- GIVEN INSTRUCTION
From the entries that follow, extract each line holding the string "принудительные".

Start MATERIALS PROVIDED

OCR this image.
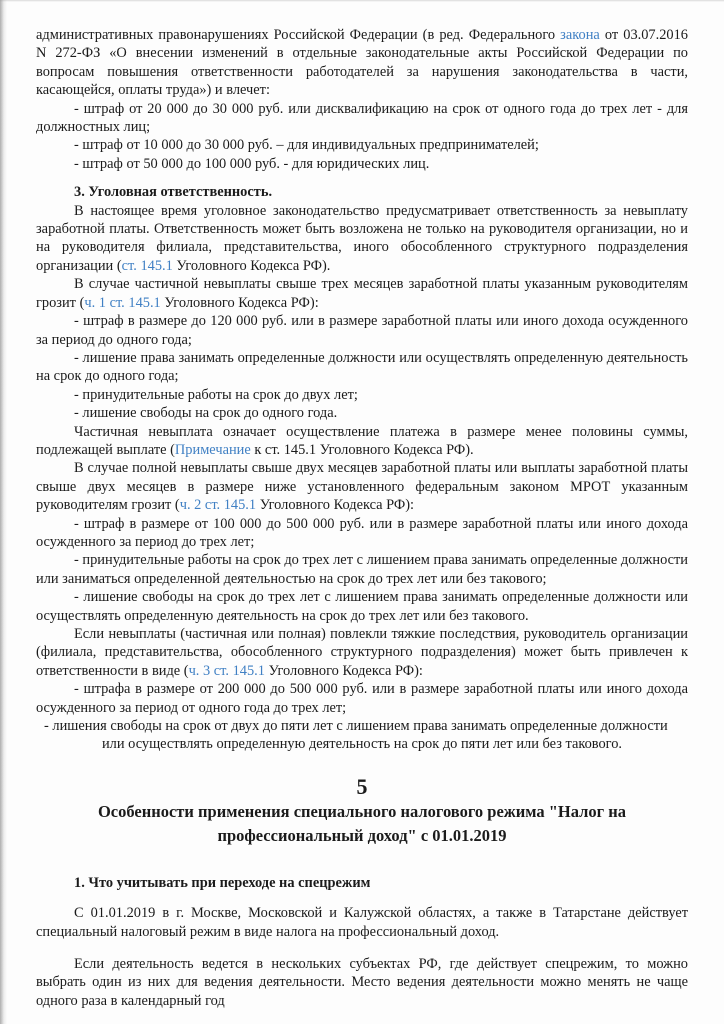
административных правонарушениях Российской Федерации (в ред. Федерального закона от 03.07.2016 N 272-ФЗ «О внесении изменений в отдельные законодательные акты Российской Федерации по вопросам повышения ответственности работодателей за нарушения законодательства в части, касающейся, оплаты труда») и влечет:

- штраф от 20 000 до 30 000 руб. или дисквалификацию на срок от одного года до трех лет - для должностных лиц;

- штраф от 10 000 до 30 000 руб. – для индивидуальных предпринимателей;

- штраф от 50 000 до 100 000 руб. - для юридических лиц.

3. Уголовная ответственность.

В настоящее время уголовное законодательство предусматривает ответственность за невыплату заработной платы. Ответственность может быть возложена не только на руководителя организации, но и на руководителя филиала, представительства, иного обособленного структурного подразделения организации (ст. 145.1 Уголовного Кодекса РФ).

В случае частичной невыплаты свыше трех месяцев заработной платы указанным руководителям грозит (ч. 1 ст. 145.1 Уголовного Кодекса РФ):

- штраф в размере до 120 000 руб. или в размере заработной платы или иного дохода осужденного за период до одного года;

- лишение права занимать определенные должности или осуществлять определенную деятельность на срок до одного года;

- принудительные работы на срок до двух лет;

- лишение свободы на срок до одного года.

Частичная невыплата означает осуществление платежа в размере менее половины суммы, подлежащей выплате (Примечание к ст. 145.1 Уголовного Кодекса РФ).

В случае полной невыплаты свыше двух месяцев заработной платы или выплаты заработной платы свыше двух месяцев в размере ниже установленного федеральным законом МРОТ указанным руководителям грозит (ч. 2 ст. 145.1 Уголовного Кодекса РФ):

- штраф в размере от 100 000 до 500 000 руб. или в размере заработной платы или иного дохода осужденного за период до трех лет;

- принудительные работы на срок до трех лет с лишением права занимать определенные должности или заниматься определенной деятельностью на срок до трех лет или без такового;

- лишение свободы на срок до трех лет с лишением права занимать определенные должности или осуществлять определенную деятельность на срок до трех лет или без такового.

Если невыплаты (частичная или полная) повлекли тяжкие последствия, руководитель организации (филиала, представительства, обособленного структурного подразделения) может быть привлечен к ответственности в виде (ч. 3 ст. 145.1 Уголовного Кодекса РФ):

- штрафа в размере от 200 000 до 500 000 руб. или в размере заработной платы или иного дохода осужденного за период от одного года до трех лет;

- лишения свободы на срок от двух до пяти лет с лишением права занимать определенные должности

или осуществлять определенную деятельность на срок до пяти лет или без такового.

5
Особенности применения специального налогового режима "Налог на профессиональный доход" с 01.01.2019

1. Что учитывать при переходе на спецрежим

С 01.01.2019 в г. Москве, Московской и Калужской областях, а также в Татарстане действует специальный налоговый режим в виде налога на профессиональный доход.

Если деятельность ведется в нескольких субъектах РФ, где действует спецрежим, то можно выбрать один из них для ведения деятельности. Место ведения деятельности можно менять не чаще одного раза в календарный год
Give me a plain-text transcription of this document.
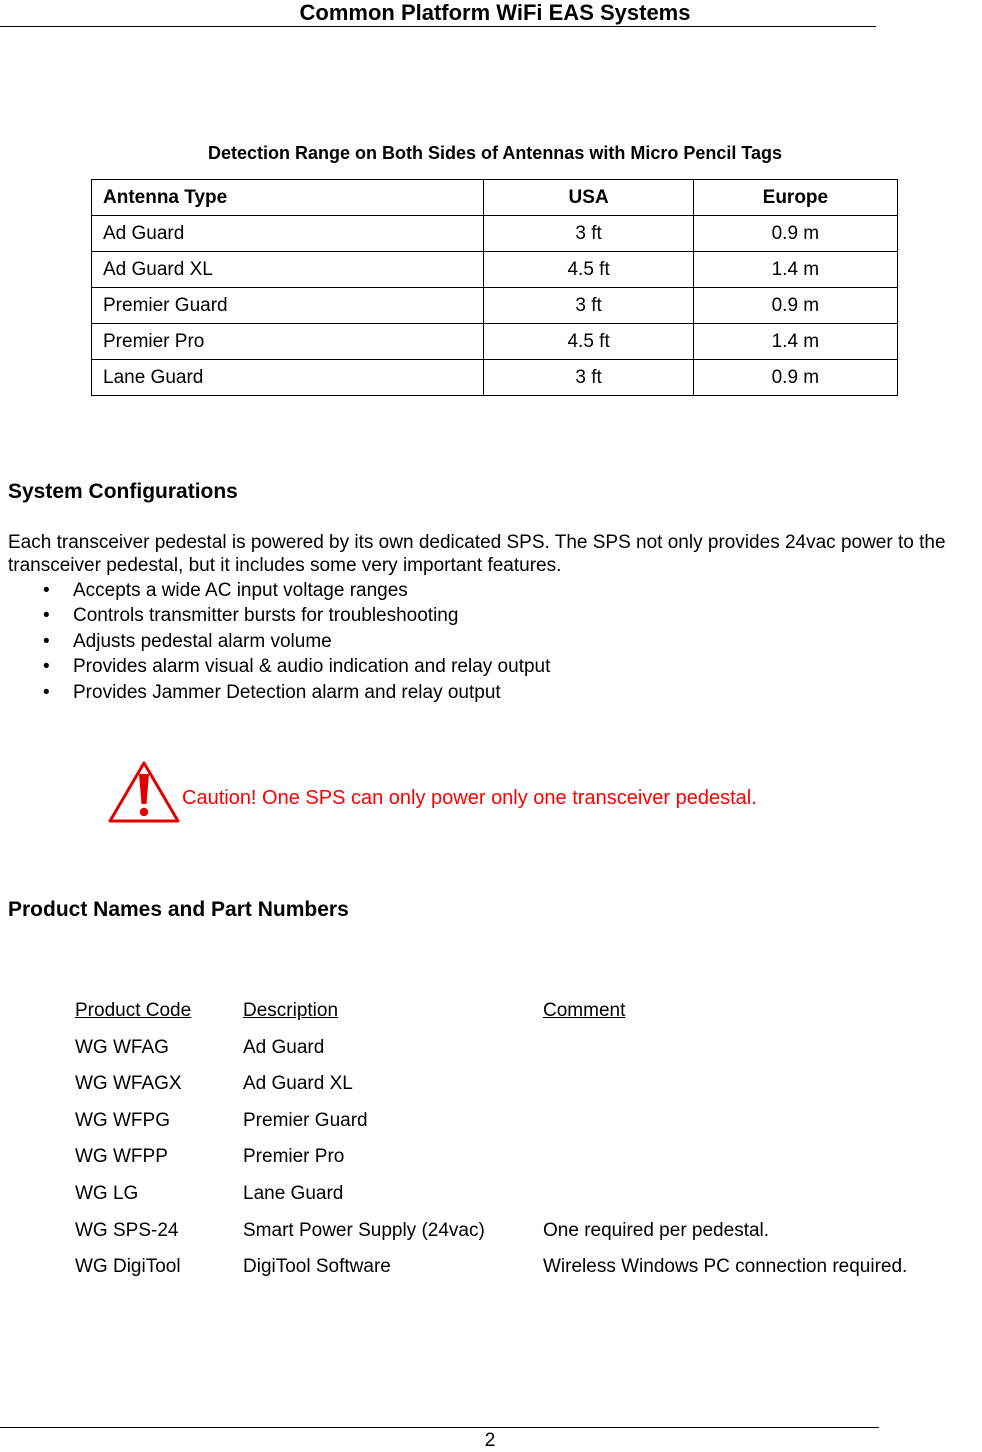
Common Platform WiFi EAS Systems
Detection Range on Both Sides of Antennas with Micro Pencil Tags
Antenna Type	USA	Europe
Ad Guard	3 ft	0.9 m
Ad Guard XL	4.5 ft	1.4 m
Premier Guard	3 ft	0.9 m
Premier Pro	4.5 ft	1.4 m
Lane Guard	3 ft	0.9 m
System Configurations
Each transceiver pedestal is powered by its own dedicated SPS. The SPS not only provides 24vac power to the transceiver pedestal, but it includes some very important features.
• Accepts a wide AC input voltage ranges
• Controls transmitter bursts for troubleshooting
• Adjusts pedestal alarm volume
• Provides alarm visual & audio indication and relay output
• Provides Jammer Detection alarm and relay output
Caution! One SPS can only power only one transceiver pedestal.
Product Names and Part Numbers
Product Code	Description	Comment
WG WFAG	Ad Guard
WG WFAGX	Ad Guard XL
WG WFPG	Premier Guard
WG WFPP	Premier Pro
WG LG	Lane Guard
WG SPS-24	Smart Power Supply (24vac)	One required per pedestal.
WG DigiTool	DigiTool Software	Wireless Windows PC connection required.
2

End MATERIALS PROVIDED

- EXPECTED OUTPUT
- принудительные работы на срок до двух лет;
- принудительные работы на срок до трех лет с лишением права занимать определенные должности или заниматься определенной деятельностью на срок до трех лет или без такового;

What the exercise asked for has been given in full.